#### 原文抜粋:
本発明は、純鉄に匹敵する高い延性と適度な強度を有する鋼であって、鉄鋼の量産精錬設備を用いて製造することのできる鋼及びその製造方法に関するものである。
鋼の深絞り性向上を主目的として、鋼中のC濃度を極低炭レベルまで低減し、TiやNbを添加して鋼中のC、Nを析出物の形で固定し、固溶の浸入型元素のほとんど存在しない極低炭Alキルド鋼とする技術が知られており、IF鋼(Interstitial atom free steel)と呼ばれている。特許文献1では、炭素濃度を0.007%以下とし、TiとNbを添加することにより、超深絞り性を実現している。また特許文献2では、炭素濃度0.003〜0.017%の鋼にTiを添加するとともに熱延・冷延・焼鈍条件を規定し、冷間プレス加工性の極めて優れた鋼板を実現している。

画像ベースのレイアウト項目

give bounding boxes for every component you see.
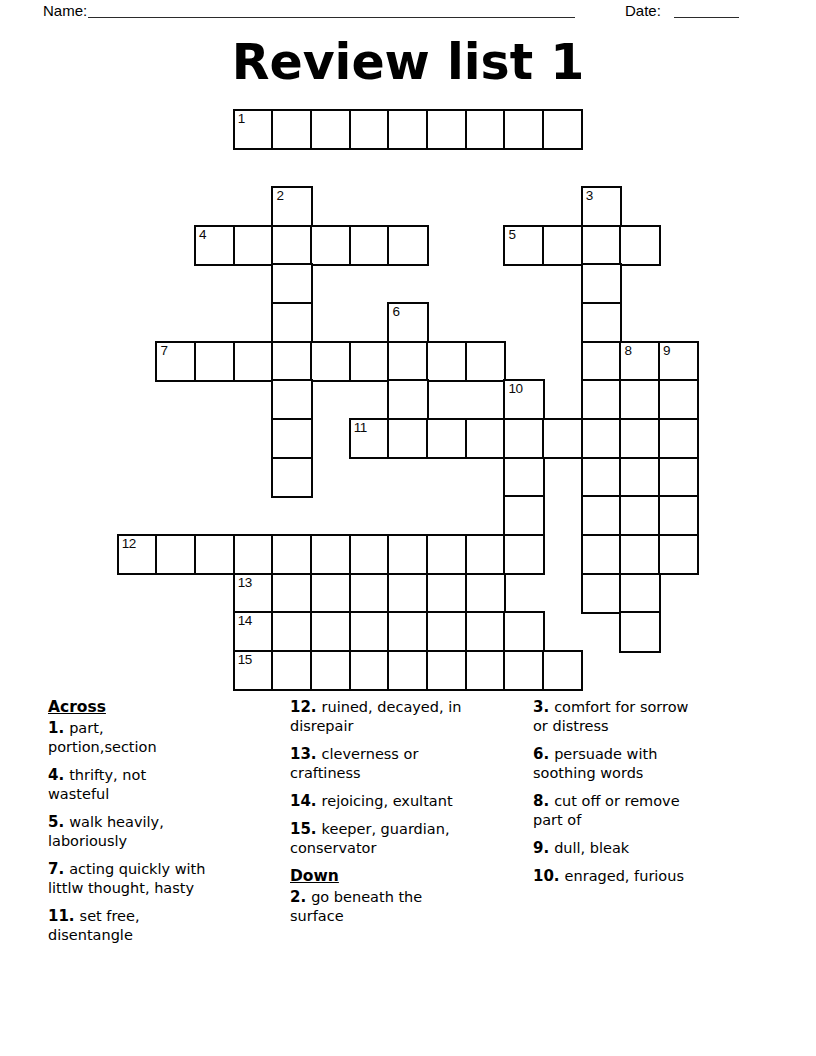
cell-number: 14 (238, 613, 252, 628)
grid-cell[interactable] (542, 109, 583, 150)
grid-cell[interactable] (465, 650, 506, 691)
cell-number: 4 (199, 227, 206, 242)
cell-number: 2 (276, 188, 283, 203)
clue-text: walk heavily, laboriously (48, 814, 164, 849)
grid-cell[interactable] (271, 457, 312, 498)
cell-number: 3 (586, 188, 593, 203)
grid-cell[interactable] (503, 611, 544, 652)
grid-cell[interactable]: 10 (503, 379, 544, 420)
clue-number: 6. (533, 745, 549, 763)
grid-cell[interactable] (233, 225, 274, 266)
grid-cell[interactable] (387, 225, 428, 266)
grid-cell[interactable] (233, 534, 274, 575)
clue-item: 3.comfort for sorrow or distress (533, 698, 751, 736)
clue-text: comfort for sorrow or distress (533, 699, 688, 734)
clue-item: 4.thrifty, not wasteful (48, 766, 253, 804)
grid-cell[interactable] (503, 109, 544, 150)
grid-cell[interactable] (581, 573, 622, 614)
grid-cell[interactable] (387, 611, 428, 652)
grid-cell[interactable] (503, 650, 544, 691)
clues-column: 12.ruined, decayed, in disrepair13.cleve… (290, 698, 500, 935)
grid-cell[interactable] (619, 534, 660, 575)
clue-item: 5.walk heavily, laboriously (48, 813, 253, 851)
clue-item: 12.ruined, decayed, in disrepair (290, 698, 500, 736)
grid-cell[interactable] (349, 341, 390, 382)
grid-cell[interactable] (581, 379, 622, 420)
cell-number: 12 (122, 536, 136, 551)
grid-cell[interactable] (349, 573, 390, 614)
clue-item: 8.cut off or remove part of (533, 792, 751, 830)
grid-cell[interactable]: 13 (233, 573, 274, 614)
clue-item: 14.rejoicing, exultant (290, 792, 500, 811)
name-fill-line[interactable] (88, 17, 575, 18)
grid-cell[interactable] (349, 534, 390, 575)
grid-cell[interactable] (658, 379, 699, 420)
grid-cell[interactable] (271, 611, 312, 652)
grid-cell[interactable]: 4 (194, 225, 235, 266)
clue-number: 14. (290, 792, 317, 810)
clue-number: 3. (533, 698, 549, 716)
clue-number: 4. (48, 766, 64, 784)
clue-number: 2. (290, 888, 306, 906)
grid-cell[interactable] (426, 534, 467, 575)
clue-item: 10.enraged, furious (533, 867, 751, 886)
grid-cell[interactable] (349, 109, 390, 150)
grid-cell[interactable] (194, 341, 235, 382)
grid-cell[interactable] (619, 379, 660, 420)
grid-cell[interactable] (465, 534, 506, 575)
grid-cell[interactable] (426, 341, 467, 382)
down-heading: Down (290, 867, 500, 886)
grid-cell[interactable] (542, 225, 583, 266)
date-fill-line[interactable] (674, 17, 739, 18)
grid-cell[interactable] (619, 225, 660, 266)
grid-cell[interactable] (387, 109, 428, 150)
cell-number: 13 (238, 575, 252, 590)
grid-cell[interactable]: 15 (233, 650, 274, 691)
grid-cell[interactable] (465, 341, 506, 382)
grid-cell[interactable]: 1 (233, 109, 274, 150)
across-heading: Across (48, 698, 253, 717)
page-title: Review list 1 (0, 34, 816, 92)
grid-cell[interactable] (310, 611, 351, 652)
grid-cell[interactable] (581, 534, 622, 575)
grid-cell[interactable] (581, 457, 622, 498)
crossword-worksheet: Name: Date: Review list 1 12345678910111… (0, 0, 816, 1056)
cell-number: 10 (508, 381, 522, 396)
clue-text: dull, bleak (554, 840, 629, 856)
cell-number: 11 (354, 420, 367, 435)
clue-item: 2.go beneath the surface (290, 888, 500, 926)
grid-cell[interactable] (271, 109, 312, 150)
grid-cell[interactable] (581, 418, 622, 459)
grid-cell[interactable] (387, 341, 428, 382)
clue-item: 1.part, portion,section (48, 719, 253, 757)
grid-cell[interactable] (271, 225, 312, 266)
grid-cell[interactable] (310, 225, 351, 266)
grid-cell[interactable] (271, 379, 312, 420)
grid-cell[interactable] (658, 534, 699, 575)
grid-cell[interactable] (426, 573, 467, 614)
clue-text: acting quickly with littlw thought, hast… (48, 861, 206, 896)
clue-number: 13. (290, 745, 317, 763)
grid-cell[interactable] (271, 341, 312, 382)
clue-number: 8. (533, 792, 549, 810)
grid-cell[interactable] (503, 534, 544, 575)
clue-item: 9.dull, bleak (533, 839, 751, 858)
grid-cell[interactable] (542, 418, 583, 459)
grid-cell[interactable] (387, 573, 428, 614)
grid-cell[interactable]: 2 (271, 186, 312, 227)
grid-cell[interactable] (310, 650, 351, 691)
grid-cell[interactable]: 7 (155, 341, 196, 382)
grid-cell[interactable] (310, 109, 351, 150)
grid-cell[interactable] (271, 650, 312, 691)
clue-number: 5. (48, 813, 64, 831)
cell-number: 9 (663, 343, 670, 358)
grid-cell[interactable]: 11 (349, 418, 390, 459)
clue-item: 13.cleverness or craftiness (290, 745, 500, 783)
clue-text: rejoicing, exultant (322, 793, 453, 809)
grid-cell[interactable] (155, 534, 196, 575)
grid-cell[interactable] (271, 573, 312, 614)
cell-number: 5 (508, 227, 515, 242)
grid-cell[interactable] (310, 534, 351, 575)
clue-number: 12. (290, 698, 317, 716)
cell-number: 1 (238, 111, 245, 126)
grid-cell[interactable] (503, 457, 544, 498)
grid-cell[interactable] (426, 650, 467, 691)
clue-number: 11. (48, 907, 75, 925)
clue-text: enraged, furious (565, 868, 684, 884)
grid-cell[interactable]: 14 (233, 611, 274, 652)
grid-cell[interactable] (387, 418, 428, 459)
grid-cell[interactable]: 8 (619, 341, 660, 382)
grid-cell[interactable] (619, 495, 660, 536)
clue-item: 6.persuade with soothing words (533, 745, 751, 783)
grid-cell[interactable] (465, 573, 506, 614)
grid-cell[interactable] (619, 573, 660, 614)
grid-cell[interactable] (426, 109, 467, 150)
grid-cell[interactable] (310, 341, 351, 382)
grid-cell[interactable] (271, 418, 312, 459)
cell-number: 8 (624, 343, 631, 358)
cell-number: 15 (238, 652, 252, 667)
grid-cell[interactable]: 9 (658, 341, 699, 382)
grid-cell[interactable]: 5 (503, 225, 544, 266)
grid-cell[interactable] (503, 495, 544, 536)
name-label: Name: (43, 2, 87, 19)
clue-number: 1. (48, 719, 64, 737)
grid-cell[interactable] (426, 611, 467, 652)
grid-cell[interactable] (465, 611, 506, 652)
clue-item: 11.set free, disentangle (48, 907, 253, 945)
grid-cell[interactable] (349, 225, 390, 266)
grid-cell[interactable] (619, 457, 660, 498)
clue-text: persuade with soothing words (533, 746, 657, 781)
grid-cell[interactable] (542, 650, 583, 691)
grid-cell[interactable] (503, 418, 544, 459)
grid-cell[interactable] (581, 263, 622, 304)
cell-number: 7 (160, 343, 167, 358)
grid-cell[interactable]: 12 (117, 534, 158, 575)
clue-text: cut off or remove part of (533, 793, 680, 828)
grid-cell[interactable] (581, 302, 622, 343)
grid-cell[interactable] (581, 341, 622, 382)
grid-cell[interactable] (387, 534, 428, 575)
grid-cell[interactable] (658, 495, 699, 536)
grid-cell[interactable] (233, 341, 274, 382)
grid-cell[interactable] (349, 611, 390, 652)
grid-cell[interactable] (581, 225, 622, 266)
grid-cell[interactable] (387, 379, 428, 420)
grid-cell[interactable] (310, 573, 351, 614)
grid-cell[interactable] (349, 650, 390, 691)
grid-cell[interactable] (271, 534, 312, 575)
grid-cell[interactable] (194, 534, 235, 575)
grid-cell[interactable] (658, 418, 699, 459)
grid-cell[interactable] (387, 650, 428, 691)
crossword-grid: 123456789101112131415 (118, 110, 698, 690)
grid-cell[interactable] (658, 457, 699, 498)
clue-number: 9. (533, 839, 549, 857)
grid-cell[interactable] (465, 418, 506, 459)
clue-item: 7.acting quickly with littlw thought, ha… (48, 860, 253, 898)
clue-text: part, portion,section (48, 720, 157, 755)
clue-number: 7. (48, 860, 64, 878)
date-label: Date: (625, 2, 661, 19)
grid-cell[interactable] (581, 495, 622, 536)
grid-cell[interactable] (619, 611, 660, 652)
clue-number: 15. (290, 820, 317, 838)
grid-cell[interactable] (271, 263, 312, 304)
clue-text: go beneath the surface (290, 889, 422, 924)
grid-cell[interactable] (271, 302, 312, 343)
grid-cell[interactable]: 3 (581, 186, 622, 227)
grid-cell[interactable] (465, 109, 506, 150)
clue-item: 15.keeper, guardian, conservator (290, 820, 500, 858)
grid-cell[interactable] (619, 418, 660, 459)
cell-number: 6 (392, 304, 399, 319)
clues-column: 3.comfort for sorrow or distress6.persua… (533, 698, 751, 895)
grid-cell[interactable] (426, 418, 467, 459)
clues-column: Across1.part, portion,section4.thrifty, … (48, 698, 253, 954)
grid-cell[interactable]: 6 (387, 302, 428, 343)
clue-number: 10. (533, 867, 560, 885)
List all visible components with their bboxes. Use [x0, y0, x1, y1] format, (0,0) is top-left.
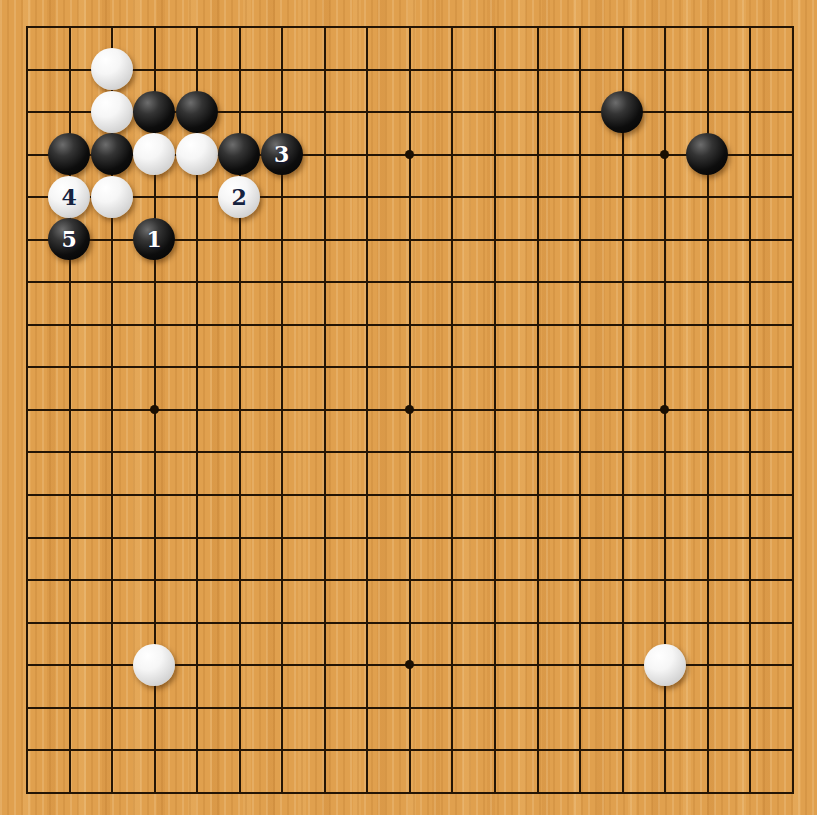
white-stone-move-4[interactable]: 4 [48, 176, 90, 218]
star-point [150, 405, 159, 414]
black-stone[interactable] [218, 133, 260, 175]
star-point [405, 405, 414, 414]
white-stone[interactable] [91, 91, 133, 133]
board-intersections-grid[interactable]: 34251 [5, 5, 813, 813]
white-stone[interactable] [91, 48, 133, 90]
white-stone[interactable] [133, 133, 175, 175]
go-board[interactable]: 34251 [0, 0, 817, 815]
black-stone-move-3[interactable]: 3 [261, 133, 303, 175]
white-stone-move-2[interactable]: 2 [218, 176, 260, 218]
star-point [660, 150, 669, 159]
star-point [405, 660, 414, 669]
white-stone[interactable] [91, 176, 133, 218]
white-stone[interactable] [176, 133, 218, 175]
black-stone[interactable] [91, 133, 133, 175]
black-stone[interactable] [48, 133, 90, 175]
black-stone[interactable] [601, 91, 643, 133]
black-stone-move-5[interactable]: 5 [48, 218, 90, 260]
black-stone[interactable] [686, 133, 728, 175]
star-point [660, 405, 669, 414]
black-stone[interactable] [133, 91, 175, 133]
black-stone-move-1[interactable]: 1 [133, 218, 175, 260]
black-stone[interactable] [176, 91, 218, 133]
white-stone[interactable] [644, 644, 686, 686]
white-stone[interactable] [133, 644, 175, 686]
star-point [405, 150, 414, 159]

#### 課題:
高延性の鋼とその製造方法を扱う原文抜粋について、最後の文の後に来る部分を書き継ぐこと。 各行は原文抜粋とは別の資料である。

#### 演習結果:
一方、今日の自動車用構造部材、各種容器類、あるいは建築用鋼材の中で地震エネルギーの吸収部材などにおいては、鋼材に極めて高い延性が求められている。
例えば、DI缶と呼ばれる2ピース缶は、多段絞り加工あるいは深絞り加工後にしごき加工が施されるDI加工など、成形にあたって厳しい加工が行われ、単に耐食性のみならず優れた加工性も素材に要求されている。DI缶の成形加工ではフランジ加工性の良いことが極めて重要視され、その不良率は数10ppm以下に抑える必要がある。DI缶用の鋼板として、アルミに匹敵する加工性を有する鋼板の開発が待たれている。また鋼製缶蓋のEOE性(易開缶性)をアルミ製缶蓋並みに向上させることが期待されている。
鉄鋼材料の中で最も延性が高いのは純鉄であるが、純鉄では工業材料として求められる強度を満たすことができない。また、純鉄は従来の鋼のように量産する工業技術はなく、仮に工業的なプラントを作ったとしても工業材料として市場が求めるコストでは供給できない。そのため、高い延性を求める上記用途に純鉄を用いることはできなかった。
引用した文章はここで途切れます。